Find how many lines in the material hold the word "дисциплинарного", then state that number and nothing more.

++++++++

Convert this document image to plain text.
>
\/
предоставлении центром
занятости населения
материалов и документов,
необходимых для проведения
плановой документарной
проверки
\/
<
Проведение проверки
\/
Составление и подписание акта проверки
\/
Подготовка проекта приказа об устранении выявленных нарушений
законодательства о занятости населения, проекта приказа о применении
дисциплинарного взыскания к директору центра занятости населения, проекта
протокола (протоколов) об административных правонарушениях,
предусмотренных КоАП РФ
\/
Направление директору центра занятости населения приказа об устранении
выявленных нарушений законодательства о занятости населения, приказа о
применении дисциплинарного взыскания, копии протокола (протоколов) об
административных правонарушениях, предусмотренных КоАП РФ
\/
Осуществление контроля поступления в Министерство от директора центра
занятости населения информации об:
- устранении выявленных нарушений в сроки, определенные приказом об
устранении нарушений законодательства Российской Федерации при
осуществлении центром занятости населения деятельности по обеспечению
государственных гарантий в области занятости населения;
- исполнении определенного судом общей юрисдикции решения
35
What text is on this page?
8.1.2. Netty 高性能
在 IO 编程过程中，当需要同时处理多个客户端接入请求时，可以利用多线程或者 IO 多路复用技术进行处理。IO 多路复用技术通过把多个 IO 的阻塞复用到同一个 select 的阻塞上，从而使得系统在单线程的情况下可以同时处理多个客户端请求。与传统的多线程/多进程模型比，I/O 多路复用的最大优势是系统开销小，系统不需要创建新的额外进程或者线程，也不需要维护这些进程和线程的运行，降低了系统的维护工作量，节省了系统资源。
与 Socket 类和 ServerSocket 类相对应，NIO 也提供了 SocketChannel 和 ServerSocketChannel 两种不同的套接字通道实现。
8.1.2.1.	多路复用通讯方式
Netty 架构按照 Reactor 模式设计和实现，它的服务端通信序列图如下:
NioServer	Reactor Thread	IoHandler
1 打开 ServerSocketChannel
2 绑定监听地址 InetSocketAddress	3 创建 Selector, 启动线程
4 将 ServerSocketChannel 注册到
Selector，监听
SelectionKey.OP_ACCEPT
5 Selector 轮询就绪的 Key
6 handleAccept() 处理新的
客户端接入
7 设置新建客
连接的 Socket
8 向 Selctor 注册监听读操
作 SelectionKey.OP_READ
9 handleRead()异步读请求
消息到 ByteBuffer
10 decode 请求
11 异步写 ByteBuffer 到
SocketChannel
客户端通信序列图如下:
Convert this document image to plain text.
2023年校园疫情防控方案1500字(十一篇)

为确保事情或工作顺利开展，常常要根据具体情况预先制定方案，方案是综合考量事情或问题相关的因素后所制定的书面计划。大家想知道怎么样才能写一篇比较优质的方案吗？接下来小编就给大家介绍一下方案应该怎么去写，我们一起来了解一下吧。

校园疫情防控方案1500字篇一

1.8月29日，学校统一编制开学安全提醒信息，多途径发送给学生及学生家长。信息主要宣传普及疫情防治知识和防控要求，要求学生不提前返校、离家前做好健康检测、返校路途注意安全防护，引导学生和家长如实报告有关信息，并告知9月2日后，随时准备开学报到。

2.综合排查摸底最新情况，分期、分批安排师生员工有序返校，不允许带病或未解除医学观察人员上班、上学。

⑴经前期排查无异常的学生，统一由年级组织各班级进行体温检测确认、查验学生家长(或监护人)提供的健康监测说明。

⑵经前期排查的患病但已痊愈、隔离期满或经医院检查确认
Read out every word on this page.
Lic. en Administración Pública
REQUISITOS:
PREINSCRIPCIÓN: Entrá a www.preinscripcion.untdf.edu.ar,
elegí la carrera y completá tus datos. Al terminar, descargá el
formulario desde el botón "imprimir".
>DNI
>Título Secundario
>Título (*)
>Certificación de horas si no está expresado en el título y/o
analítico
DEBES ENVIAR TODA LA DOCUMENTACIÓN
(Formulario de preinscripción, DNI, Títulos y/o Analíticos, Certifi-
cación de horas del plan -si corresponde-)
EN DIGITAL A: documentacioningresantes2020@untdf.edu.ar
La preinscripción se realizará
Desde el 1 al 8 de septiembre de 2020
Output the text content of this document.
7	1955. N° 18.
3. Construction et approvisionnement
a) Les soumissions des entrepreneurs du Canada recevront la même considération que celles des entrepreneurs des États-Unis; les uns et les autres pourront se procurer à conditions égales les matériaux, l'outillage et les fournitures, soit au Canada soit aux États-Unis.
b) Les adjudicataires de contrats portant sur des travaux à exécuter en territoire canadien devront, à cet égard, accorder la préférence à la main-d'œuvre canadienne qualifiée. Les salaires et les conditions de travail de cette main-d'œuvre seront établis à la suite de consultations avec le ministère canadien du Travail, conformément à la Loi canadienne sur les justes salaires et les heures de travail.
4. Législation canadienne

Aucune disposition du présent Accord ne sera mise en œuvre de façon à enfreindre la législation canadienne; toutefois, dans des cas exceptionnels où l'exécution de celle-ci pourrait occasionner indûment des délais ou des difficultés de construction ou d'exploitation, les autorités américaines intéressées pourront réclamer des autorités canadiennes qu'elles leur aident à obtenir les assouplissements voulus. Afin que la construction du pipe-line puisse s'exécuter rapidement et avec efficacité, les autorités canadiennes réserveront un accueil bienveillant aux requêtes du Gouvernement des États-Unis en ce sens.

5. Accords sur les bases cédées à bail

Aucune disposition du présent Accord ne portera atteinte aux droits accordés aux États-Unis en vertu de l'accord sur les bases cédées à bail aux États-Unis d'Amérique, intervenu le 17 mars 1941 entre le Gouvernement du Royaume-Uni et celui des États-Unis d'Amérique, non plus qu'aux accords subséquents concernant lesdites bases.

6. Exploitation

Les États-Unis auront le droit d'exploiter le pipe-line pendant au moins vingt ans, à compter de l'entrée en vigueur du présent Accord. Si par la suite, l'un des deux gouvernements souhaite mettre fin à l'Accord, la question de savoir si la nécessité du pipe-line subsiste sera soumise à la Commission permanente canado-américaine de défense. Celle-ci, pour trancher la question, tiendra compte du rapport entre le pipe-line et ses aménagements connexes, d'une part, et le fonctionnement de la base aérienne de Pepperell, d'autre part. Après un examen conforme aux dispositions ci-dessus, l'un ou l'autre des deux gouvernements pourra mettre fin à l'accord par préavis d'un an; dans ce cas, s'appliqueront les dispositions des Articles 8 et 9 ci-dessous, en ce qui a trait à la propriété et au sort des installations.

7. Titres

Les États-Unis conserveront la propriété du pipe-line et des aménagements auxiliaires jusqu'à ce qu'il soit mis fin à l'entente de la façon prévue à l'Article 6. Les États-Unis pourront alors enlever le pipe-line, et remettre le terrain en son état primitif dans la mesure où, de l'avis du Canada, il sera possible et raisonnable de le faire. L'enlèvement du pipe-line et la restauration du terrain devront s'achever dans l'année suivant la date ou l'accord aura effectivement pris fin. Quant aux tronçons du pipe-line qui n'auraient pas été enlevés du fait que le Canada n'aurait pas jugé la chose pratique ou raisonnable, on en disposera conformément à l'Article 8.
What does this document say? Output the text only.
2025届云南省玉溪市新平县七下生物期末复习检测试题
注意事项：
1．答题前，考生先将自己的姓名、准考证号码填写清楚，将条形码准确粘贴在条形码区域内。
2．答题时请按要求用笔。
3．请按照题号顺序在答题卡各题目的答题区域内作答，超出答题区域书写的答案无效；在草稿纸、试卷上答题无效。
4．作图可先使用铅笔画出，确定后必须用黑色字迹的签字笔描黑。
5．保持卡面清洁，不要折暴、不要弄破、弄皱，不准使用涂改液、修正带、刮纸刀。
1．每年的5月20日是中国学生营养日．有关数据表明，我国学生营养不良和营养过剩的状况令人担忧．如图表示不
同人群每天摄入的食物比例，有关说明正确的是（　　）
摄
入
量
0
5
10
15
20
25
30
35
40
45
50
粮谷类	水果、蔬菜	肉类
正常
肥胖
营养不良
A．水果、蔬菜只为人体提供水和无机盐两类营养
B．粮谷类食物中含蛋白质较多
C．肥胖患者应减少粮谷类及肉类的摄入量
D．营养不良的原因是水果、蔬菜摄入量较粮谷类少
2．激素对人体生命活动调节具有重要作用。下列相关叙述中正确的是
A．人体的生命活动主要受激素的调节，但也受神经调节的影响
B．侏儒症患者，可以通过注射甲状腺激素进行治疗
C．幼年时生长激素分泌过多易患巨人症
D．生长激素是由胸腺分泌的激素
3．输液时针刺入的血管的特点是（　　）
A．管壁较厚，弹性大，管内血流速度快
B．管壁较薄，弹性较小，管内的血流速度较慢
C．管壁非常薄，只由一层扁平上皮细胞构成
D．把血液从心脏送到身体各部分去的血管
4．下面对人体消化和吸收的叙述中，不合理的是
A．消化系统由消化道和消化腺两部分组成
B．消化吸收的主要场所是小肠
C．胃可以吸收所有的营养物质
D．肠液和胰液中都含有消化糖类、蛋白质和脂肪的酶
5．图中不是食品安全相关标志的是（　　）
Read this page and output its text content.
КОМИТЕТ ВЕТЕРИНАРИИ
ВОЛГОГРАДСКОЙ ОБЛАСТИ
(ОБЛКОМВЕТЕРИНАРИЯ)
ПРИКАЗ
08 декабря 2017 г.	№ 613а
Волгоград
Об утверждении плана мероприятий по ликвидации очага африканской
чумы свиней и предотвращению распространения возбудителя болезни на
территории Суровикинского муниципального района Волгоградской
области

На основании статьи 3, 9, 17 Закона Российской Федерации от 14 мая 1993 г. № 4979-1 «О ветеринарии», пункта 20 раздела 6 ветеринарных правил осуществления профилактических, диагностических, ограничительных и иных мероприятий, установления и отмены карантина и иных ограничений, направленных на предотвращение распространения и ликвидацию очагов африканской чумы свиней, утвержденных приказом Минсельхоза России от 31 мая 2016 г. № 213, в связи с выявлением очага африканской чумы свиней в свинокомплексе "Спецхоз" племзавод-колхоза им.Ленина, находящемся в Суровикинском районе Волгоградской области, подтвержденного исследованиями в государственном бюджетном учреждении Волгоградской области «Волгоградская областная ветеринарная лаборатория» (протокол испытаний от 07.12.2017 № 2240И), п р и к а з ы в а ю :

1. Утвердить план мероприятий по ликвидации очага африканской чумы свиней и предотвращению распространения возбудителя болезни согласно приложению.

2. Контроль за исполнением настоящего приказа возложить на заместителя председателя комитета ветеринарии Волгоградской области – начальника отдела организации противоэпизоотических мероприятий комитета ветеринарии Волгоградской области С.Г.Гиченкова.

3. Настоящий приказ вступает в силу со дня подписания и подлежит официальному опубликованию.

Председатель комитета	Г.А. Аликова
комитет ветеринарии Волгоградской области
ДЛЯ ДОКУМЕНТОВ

++++++++

• Response to the exercise
2